─── Given records ───

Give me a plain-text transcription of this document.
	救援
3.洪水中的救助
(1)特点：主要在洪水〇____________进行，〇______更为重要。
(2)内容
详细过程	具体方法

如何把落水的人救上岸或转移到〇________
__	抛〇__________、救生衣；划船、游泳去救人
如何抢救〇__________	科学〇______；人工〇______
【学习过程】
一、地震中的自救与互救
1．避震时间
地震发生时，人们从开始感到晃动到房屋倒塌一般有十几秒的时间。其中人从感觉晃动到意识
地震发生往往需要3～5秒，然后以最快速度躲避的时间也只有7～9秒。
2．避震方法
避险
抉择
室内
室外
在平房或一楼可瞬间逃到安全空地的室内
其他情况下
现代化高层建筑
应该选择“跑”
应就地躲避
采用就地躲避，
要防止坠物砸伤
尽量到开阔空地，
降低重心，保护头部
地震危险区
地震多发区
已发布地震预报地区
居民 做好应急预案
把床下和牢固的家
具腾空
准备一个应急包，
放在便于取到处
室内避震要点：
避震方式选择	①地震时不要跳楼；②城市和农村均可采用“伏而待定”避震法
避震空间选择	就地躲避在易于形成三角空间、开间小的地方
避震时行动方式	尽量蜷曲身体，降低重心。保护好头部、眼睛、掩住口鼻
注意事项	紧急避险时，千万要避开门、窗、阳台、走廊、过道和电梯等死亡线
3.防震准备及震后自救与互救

───

__Directions__: Each record above should be output again exactly.

__Solution for this task__:
Give me a plain-text transcription of this document.
	救援
3.洪水中的救助
(1)特点：主要在洪水〇____________进行，〇______更为重要。
(2)内容
详细过程	具体方法

如何把落水的人救上岸或转移到〇________
__	抛〇__________、救生衣；划船、游泳去救人
如何抢救〇__________	科学〇______；人工〇______
【学习过程】
一、地震中的自救与互救
1．避震时间
地震发生时，人们从开始感到晃动到房屋倒塌一般有十几秒的时间。其中人从感觉晃动到意识
地震发生往往需要3～5秒，然后以最快速度躲避的时间也只有7～9秒。
2．避震方法
避险
抉择
室内
室外
在平房或一楼可瞬间逃到安全空地的室内
其他情况下
现代化高层建筑
应该选择“跑”
应就地躲避
采用就地躲避，
要防止坠物砸伤
尽量到开阔空地，
降低重心，保护头部
地震危险区
地震多发区
已发布地震预报地区
居民 做好应急预案
把床下和牢固的家
具腾空
准备一个应急包，
放在便于取到处
室内避震要点：
避震方式选择	①地震时不要跳楼；②城市和农村均可采用“伏而待定”避震法
避震空间选择	就地躲避在易于形成三角空间、开间小的地方
避震时行动方式	尽量蜷曲身体，降低重心。保护好头部、眼睛、掩住口鼻
注意事项	紧急避险时，千万要避开门、窗、阳台、走廊、过道和电梯等死亡线
3.防震准备及震后自救与互救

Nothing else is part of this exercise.